▸ **What is needed**
Your copy of the material below should match it exactly, except that it holds no pictures.

Start of Exercise input

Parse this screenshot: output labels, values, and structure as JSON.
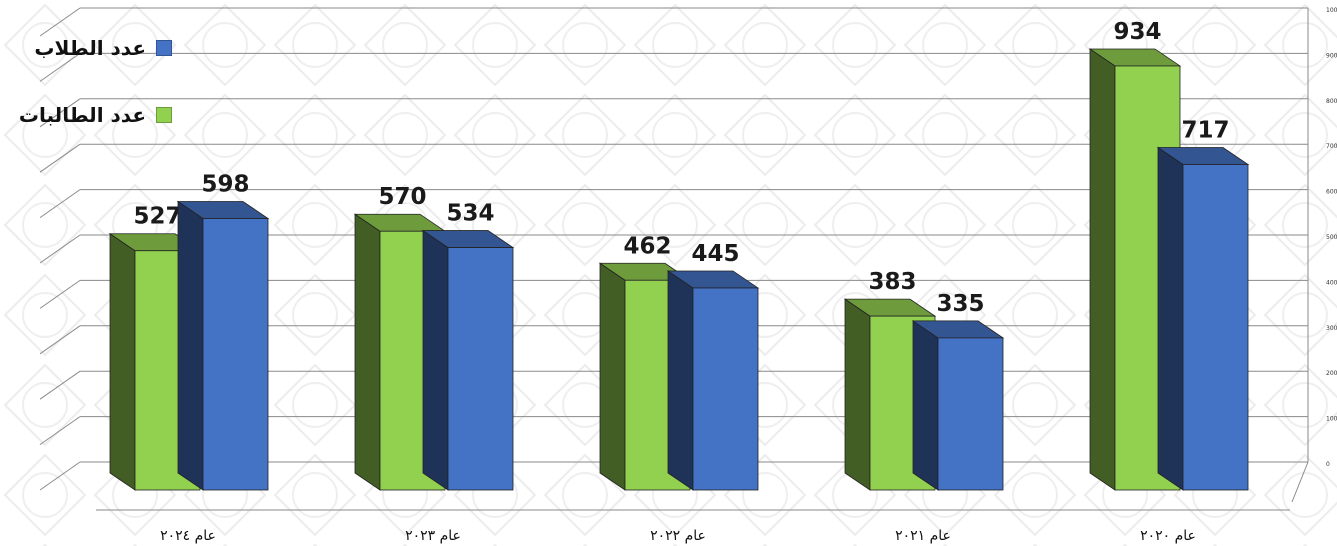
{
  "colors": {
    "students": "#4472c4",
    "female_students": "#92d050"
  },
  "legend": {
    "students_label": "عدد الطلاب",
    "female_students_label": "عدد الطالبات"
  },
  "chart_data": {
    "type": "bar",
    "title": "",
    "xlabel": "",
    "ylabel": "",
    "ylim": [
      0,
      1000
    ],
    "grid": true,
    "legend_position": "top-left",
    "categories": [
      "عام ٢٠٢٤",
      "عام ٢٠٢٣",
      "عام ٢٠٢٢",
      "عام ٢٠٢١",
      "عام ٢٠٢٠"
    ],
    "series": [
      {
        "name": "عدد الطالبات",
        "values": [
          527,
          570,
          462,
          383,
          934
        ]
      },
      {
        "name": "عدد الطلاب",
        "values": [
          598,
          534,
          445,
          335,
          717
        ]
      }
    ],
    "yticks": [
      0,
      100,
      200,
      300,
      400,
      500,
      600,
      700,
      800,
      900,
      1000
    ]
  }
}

End of Exercise input

▸ **Solution for this task**
Parse this screenshot: output labels, values, and structure as JSON.
{
  "colors": {
    "students": "#4472c4",
    "female_students": "#92d050"
  },
  "legend": {
    "students_label": "عدد الطلاب",
    "female_students_label": "عدد الطالبات"
  },
  "chart_data": {
    "type": "bar",
    "title": "",
    "xlabel": "",
    "ylabel": "",
    "ylim": [
      0,
      1000
    ],
    "grid": true,
    "legend_position": "top-left",
    "categories": [
      "عام ٢٠٢٤",
      "عام ٢٠٢٣",
      "عام ٢٠٢٢",
      "عام ٢٠٢١",
      "عام ٢٠٢٠"
    ],
    "series": [
      {
        "name": "عدد الطالبات",
        "values": [
          527,
          570,
          462,
          383,
          934
        ]
      },
      {
        "name": "عدد الطلاب",
        "values": [
          598,
          534,
          445,
          335,
          717
        ]
      }
    ],
    "yticks": [
      0,
      100,
      200,
      300,
      400,
      500,
      600,
      700,
      800,
      900,
      1000
    ]
  }
}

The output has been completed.